Give the number of lines that contain the string "title", please, and nothing else.
-- START OF INPUT ROWS --
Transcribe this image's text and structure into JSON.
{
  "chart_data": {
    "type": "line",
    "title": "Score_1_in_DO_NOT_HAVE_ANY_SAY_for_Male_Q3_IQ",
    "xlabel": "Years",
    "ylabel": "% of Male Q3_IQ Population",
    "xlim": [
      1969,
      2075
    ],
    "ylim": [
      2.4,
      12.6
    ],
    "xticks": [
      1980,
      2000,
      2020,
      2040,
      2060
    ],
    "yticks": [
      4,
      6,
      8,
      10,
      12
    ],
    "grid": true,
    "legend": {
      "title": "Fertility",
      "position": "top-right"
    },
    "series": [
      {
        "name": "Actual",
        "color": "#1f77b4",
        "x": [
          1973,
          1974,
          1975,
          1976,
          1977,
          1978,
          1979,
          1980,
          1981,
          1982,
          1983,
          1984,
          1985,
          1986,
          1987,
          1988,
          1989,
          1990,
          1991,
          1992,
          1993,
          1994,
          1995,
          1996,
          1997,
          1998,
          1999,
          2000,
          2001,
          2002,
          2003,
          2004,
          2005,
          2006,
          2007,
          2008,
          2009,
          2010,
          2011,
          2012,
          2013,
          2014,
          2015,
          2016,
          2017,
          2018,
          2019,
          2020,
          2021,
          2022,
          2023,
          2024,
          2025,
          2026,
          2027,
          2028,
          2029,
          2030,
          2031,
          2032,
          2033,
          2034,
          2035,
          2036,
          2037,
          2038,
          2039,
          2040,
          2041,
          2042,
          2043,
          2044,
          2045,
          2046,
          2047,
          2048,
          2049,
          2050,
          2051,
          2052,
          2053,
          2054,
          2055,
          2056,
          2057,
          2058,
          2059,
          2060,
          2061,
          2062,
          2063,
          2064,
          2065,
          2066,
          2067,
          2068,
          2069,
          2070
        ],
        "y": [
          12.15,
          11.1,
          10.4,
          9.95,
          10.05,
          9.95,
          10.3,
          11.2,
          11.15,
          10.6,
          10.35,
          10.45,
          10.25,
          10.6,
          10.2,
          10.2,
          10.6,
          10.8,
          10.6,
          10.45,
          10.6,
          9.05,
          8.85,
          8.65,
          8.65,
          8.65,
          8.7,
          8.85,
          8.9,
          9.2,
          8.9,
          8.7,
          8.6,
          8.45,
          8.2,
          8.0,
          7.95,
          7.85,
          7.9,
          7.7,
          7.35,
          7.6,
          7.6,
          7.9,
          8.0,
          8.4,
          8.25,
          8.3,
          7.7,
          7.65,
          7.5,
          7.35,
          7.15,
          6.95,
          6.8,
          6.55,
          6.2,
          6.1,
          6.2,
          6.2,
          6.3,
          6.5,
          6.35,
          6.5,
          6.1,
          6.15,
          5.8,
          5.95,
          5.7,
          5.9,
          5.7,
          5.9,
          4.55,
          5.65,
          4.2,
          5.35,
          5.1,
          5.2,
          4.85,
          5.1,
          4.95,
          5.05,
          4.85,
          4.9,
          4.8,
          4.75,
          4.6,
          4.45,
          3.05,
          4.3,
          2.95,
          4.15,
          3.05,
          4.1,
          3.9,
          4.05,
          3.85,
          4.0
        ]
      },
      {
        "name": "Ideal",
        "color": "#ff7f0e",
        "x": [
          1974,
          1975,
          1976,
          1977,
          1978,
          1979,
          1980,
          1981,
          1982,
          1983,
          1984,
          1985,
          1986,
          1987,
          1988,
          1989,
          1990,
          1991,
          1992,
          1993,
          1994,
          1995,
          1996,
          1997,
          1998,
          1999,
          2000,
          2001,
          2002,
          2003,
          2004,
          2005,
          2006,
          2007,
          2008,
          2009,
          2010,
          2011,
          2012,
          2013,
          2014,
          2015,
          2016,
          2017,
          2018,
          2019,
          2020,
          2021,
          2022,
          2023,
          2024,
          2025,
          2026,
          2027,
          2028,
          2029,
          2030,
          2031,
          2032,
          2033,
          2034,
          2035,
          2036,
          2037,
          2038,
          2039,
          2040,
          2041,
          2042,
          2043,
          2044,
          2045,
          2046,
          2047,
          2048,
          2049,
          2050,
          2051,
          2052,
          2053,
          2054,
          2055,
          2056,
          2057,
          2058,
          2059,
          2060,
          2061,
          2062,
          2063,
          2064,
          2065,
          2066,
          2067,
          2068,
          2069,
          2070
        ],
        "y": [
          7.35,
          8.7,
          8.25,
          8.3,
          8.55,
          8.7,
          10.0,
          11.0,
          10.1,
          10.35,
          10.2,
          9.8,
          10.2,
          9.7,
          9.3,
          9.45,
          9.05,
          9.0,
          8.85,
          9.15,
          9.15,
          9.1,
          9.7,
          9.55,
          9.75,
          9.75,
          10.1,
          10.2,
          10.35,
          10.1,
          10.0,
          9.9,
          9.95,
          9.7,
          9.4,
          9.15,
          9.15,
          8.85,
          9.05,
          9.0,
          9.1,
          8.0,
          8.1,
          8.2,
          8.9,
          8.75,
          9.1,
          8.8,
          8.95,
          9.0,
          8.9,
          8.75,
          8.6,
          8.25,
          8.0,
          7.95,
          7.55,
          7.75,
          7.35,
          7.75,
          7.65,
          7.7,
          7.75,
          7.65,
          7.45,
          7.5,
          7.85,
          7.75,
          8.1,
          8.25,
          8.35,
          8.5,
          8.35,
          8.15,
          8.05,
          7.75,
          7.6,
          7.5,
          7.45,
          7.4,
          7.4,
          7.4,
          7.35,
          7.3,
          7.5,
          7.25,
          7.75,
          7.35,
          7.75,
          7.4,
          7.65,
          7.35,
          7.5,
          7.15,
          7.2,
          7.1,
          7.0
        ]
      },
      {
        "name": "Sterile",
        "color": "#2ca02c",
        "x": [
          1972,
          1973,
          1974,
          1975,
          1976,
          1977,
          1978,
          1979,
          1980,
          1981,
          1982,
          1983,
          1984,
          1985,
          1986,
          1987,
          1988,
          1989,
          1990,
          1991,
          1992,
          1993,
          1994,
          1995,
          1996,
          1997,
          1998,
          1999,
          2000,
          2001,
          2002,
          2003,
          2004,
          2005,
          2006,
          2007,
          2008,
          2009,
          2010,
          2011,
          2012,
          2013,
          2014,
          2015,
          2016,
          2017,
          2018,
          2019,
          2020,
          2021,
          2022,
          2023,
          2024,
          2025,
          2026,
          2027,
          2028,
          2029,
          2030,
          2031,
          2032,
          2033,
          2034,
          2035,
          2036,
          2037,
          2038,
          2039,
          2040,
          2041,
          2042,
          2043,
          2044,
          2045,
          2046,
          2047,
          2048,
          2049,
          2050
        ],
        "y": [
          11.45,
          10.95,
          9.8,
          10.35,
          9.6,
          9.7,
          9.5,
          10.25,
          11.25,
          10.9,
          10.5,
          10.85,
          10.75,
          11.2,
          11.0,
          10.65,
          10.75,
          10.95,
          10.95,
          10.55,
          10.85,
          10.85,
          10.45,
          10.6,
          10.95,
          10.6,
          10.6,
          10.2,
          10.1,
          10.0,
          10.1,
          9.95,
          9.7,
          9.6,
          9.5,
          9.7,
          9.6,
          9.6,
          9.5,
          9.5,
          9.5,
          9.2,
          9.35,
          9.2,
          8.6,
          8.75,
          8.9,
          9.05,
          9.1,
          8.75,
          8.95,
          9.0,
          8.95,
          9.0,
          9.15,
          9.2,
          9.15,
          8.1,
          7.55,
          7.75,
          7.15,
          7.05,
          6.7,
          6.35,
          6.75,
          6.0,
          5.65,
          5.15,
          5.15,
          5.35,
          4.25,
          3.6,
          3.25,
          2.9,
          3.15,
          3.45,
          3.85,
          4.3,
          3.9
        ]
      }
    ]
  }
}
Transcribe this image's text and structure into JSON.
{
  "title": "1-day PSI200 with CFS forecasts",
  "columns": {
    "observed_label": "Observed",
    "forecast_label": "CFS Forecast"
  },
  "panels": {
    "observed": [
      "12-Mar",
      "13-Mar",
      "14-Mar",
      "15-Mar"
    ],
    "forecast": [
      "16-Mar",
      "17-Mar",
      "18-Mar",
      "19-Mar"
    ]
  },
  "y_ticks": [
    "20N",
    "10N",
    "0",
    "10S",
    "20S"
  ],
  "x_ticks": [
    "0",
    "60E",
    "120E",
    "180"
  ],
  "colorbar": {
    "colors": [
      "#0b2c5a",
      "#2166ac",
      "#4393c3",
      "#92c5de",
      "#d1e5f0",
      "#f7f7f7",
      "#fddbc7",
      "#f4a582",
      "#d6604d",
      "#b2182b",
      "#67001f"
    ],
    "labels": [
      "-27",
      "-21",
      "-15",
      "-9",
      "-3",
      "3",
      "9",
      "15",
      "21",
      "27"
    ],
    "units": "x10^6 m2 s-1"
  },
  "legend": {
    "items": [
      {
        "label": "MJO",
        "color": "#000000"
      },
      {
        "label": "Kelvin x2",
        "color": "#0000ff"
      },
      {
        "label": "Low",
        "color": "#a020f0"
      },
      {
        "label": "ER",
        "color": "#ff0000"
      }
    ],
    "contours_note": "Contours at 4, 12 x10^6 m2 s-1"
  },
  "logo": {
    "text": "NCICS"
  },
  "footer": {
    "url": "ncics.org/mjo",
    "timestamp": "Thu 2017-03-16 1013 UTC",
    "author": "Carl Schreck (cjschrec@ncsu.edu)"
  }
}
-- END OF INPUT ROWS --
*RESPONSE TO THIS EXERCISE*.
3